━━ EXERCISE MATERIALS

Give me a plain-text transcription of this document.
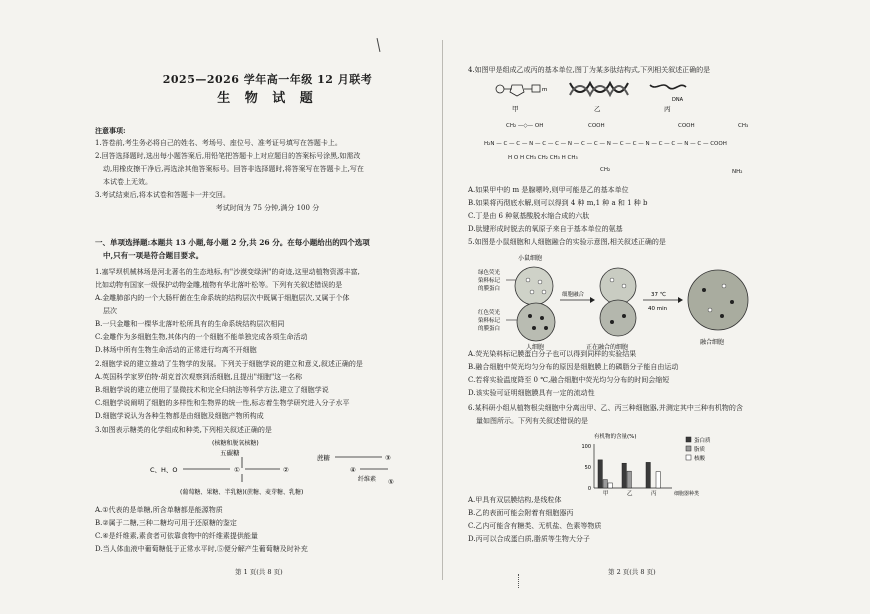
2025—2026 学年高一年级 12 月联考

生 物 试 题

注意事项:

1.答卷前,考生务必将自己的姓名、考场号、座位号、准考证号填写在答题卡上。

2.回答选择题时,选出每小题答案后,用铅笔把答题卡上对应题目的答案标号涂黑,如需改

动,用橡皮擦干净后,再选涂其他答案标号。回答非选择题时,将答案写在答题卡上,写在

本试卷上无效。

3.考试结束后,将本试卷和答题卡一并交回。

考试时间为 75 分钟,满分 100 分

一、单项选择题:本题共 13 小题,每小题 2 分,共 26 分。在每小题给出的四个选项

中,只有一项是符合题目要求。

1.塞罕坝机械林场是河北著名的生态地标,有"沙漠变绿洲"的奇迹,这里动植物资源丰富,

比如动物有国家一级保护动物金雕,植物有华北落叶松等。下列有关叙述错误的是

A.金雕肺部内的一个大肠杆菌在生命系统的结构层次中既属于细胞层次,又属于个体

层次

B.一只金雕和一棵华北落叶松所具有的生命系统结构层次相同

C.金雕作为多细胞生物,其体内的一个细胞不能单独完成各项生命活动

D.林场中所有生物生命活动的正常进行均离不开细胞

2.细胞学说的建立推动了生物学的发展。下列关于细胞学说的建立和意义,叙述正确的是

A.英国科学家罗伯特·胡克首次观察到活细胞,且提出"细胞"这一名称

B.细胞学说的建立使用了显微技术和完全归纳法等科学方法,建立了细胞学说

C.细胞学说阐明了细胞的多样性和生物界的统一性,标志着生物学研究进入分子水平

D.细胞学说认为各种生物都是由细胞及细胞产物所构成

3.如图表示糖类的化学组成和种类,下列相关叙述正确的是

(核糖和脱氧核糖)
五碳糖
C、H、O	①	②
蔗糖	③
④
纤维素 ⑤
(葡萄糖、果糖、半乳糖)(蔗糖、麦芽糖、乳糖)

A.①代表的是单糖,所含单糖都是能源物质

B.②属于二糖,三种二糖均可用于还原糖的鉴定

C.④是纤维素,素食者可依靠食物中的纤维素提供能量

D.当人体血液中葡萄糖低于正常水平时,⑤便分解产生葡萄糖及时补充

第 1 页(共 8 页)

4.如图甲是组成乙或丙的基本单位,图丁为某多肽结构式,下列相关叙述正确的是

m
甲	乙
DNA
丙
H₂N — C — C — N — C — C — N — C — C — N — C — C — N — C — C — N — C — COOH
CH₂ —◇— OH	COOH	COOH	CH₃
H O H CH₃ CH₂ CH₃ H CH₃
CH₂	NH₂

A.如果甲中的 m 是腺嘌呤,则甲可能是乙的基本单位

B.如果将丙彻底水解,则可以得到 4 种 m,1 种 a 和 1 种 b

C.丁是由 6 种氨基酸脱水缩合成的六肽

D.肽键形成时脱去的氧原子来自于基本单位的氨基

5.如图是小鼠细胞和人细胞融合的实验示意图,相关叙述正确的是

小鼠细胞
绿色荧光
染料标记
的膜蛋白
红色荧光
染料标记
的膜蛋白
人细胞
细胞融合
正在融合的细胞
37 ℃
40 min
融合细胞

A.荧光染料标记膜蛋白分子也可以得到同样的实验结果

B.融合细胞中荧光均匀分布的原因是细胞膜上的磷脂分子能自由运动

C.若将实验温度降至 0 ℃,融合细胞中荧光均匀分布的时间会缩短

D.该实验可证明细胞膜具有一定的流动性

6.某科研小组从植物根尖细胞中分离出甲、乙、丙三种细胞器,并测定其中三种有机物的含

量如图所示。下列有关叙述错误的是

有机物的含量(%)
0
50
100
甲	乙	丙	细胞器种类
蛋白质
脂质
核酸

A.甲具有双层膜结构,是线粒体

B.乙的表面可能会附着有细胞器丙

C.乙内可能含有糖类、无机盐、色素等物质

D.丙可以合成蛋白质,脂质等生物大分子

第 2 页(共 8 页)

━━━━

OBJECTIVE: Pull every line holding "下列相关叙述正确的是" out of the records.

OUTPUT:
3.如图表示糖类的化学组成和种类,下列相关叙述正确的是
4.如图甲是组成乙或丙的基本单位,图丁为某多肽结构式,下列相关叙述正确的是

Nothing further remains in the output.